Task statement
Copy all lines holding the word "ratio" from the entries.

Entries supplied

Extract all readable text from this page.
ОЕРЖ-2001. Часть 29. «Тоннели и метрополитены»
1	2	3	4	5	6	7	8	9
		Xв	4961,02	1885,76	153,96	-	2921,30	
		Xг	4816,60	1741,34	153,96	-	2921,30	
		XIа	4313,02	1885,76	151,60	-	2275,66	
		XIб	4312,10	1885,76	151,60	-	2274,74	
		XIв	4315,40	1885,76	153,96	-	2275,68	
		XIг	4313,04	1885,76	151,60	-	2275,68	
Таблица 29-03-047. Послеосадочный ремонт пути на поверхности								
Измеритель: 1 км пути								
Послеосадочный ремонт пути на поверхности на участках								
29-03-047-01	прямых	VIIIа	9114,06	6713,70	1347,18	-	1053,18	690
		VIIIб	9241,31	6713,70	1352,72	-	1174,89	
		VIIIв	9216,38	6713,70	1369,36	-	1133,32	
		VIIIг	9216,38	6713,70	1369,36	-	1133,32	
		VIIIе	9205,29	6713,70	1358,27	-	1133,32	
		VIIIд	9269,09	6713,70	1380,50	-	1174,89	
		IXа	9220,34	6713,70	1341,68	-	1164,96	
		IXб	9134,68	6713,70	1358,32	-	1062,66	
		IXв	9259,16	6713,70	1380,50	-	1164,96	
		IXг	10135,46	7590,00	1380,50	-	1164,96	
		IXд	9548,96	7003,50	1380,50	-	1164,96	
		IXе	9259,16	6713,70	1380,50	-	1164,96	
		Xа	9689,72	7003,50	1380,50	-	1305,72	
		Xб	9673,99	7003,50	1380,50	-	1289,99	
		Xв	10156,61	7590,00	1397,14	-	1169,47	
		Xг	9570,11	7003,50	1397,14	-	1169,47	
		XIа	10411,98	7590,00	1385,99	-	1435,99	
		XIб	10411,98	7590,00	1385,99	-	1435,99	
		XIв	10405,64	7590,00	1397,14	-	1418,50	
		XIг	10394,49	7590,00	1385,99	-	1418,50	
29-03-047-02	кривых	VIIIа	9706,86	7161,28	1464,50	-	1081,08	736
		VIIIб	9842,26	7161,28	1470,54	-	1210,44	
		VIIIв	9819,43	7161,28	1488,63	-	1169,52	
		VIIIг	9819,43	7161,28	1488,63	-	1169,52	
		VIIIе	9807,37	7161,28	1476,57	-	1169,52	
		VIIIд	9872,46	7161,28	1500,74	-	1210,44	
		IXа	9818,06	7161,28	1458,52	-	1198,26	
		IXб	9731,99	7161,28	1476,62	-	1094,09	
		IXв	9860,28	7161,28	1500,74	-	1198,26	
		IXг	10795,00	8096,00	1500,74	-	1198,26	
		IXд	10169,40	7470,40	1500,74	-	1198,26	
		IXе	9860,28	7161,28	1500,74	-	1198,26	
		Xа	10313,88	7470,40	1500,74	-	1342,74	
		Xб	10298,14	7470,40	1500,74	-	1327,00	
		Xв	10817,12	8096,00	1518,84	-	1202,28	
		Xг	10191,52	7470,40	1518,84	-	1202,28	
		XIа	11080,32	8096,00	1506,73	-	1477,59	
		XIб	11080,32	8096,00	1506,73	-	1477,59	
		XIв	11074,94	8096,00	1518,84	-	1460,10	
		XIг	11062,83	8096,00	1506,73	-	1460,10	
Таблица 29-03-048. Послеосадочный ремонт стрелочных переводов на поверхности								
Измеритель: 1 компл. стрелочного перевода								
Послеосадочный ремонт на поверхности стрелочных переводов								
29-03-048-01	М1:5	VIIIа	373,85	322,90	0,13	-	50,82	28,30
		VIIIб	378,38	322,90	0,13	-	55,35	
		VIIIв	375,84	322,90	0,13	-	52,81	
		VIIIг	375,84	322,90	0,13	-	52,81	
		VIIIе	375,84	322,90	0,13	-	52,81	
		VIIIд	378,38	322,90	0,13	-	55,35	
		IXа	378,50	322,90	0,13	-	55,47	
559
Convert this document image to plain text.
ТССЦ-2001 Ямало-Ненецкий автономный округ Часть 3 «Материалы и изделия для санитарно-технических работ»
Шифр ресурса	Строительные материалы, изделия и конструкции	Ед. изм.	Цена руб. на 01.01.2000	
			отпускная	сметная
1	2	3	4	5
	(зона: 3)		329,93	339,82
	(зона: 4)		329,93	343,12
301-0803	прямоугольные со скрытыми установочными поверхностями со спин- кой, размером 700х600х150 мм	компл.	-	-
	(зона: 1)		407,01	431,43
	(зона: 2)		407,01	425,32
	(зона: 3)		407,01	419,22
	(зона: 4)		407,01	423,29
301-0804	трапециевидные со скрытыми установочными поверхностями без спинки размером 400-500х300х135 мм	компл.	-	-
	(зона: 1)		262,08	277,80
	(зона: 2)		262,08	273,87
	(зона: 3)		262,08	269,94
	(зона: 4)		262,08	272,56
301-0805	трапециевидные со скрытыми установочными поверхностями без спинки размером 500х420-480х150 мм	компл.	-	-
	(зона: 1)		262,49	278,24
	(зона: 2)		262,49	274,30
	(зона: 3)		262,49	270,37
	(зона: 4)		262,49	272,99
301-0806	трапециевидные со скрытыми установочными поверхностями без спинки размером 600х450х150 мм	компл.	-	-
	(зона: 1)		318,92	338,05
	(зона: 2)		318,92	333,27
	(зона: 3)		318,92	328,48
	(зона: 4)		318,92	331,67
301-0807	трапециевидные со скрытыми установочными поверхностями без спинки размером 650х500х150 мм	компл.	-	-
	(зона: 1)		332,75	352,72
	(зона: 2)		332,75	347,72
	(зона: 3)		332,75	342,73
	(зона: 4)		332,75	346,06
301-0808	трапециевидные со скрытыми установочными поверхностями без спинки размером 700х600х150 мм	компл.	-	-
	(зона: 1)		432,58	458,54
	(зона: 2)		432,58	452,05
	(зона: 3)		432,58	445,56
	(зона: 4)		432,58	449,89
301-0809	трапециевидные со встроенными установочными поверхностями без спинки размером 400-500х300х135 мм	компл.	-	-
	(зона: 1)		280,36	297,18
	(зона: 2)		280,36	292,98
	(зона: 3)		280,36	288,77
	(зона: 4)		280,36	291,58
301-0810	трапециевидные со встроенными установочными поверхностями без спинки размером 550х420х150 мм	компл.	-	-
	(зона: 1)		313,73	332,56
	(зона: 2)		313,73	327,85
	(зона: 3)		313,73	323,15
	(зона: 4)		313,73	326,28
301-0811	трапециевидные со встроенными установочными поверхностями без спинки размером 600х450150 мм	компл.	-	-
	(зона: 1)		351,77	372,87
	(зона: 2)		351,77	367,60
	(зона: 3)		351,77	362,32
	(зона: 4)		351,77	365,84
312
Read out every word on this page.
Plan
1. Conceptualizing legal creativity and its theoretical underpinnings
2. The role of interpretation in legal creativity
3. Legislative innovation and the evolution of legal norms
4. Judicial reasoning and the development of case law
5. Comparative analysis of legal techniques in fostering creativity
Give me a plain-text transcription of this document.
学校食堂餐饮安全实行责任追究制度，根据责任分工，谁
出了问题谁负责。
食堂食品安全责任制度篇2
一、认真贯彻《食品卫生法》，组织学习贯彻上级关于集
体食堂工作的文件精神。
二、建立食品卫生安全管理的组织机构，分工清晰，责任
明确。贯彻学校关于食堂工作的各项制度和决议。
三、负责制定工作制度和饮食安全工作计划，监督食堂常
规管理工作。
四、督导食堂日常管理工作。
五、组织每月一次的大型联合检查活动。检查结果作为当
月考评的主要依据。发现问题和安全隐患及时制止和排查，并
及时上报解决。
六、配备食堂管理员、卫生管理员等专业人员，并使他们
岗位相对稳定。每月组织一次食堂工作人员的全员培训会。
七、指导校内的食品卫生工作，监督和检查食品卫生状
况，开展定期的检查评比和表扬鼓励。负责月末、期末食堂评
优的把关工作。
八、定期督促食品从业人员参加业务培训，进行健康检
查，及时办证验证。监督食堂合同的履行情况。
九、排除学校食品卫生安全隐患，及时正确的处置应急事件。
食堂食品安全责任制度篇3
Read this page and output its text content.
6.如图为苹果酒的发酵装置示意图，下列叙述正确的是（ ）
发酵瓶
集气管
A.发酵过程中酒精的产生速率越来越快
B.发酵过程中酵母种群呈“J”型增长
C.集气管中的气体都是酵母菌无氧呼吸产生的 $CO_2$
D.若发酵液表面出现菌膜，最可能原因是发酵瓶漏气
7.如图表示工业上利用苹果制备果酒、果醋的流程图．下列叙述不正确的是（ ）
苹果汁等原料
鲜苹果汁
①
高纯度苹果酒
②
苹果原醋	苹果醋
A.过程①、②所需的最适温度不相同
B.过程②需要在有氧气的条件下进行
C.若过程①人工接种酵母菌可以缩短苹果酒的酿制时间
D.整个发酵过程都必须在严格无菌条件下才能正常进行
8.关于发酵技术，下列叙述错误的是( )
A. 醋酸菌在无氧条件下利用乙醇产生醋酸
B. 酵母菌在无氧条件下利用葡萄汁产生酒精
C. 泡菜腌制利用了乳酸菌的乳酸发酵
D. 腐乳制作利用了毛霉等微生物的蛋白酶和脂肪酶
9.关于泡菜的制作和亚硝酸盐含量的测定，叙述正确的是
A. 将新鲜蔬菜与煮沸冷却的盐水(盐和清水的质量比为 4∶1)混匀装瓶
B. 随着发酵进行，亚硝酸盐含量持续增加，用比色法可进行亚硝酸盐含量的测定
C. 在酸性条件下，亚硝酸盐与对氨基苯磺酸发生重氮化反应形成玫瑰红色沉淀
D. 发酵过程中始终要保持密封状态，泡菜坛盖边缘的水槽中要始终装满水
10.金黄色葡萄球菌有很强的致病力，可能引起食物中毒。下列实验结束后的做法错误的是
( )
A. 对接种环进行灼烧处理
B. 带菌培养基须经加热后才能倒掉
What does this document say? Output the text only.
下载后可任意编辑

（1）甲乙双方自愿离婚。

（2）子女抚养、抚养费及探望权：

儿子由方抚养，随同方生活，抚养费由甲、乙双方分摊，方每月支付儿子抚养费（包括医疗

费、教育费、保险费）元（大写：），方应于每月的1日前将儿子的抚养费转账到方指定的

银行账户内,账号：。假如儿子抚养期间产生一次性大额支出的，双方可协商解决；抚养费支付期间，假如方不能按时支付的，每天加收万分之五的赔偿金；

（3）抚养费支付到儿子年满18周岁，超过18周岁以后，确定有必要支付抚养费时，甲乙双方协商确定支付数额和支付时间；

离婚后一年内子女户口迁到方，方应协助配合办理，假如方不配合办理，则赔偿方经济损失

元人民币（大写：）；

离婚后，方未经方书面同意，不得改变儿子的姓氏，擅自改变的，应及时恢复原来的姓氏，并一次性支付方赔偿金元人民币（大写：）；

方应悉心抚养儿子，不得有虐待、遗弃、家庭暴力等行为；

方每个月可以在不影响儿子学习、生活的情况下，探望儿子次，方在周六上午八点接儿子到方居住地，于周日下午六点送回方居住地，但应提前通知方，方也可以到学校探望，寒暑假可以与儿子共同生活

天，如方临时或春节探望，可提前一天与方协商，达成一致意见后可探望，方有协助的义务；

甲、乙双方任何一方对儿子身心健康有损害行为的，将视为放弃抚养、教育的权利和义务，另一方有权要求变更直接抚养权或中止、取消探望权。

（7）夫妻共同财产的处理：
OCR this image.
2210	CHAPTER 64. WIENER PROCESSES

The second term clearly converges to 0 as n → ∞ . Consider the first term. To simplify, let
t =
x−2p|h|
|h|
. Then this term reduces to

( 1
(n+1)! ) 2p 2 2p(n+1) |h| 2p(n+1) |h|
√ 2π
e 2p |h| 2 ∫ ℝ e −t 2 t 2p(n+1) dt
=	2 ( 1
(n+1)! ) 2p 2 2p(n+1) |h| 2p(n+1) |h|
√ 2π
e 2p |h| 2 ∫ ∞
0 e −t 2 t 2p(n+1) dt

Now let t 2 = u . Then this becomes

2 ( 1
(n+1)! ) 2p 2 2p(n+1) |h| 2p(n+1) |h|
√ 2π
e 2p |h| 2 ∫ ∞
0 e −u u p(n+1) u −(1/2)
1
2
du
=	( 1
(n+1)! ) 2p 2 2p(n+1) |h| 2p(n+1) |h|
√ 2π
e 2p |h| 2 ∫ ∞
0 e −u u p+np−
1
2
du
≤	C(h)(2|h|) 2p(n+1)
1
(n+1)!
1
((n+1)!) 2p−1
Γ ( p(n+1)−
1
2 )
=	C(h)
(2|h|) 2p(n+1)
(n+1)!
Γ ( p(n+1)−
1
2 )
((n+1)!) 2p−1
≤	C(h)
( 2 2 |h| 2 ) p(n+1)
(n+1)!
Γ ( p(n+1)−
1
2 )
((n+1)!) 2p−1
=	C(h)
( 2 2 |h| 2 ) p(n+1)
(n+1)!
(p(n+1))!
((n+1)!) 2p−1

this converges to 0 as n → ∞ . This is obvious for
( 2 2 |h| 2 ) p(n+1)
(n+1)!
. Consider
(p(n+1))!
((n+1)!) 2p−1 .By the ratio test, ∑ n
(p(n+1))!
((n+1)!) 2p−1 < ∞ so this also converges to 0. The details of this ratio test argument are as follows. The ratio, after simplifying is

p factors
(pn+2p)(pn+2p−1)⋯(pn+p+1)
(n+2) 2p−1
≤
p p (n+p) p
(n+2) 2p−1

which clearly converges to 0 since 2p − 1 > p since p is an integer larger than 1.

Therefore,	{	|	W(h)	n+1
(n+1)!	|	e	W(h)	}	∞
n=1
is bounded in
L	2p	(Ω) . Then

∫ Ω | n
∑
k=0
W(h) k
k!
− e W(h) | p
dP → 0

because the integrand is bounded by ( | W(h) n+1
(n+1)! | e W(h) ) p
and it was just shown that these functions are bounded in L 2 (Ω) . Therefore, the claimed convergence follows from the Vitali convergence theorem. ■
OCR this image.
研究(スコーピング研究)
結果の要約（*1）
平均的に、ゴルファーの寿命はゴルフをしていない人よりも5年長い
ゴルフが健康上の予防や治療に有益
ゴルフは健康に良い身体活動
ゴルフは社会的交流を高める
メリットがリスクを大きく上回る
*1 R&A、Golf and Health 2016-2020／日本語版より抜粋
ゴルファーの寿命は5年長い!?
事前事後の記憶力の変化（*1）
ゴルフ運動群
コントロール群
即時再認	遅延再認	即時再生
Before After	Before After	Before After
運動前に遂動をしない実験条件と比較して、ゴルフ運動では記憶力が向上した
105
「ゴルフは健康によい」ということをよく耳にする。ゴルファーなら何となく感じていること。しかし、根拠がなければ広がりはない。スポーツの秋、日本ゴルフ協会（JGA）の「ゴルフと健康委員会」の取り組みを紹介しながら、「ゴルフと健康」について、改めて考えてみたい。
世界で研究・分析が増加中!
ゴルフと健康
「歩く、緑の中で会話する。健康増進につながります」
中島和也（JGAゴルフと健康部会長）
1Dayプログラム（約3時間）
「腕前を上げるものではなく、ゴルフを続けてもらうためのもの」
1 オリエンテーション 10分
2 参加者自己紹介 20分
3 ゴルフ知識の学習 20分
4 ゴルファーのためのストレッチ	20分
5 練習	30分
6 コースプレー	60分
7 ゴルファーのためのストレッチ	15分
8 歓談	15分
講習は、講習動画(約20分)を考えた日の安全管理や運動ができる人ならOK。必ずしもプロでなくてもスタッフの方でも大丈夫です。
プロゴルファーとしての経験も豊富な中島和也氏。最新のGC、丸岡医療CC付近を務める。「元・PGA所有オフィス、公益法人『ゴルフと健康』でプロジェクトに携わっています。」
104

Full answer
((n+1)!) 2p−1 .By the ratio test, ∑ n
((n+1)!) 2p−1 < ∞ so this also converges to 0. The details of this ratio test argument are as follows. The ratio, after simplifying is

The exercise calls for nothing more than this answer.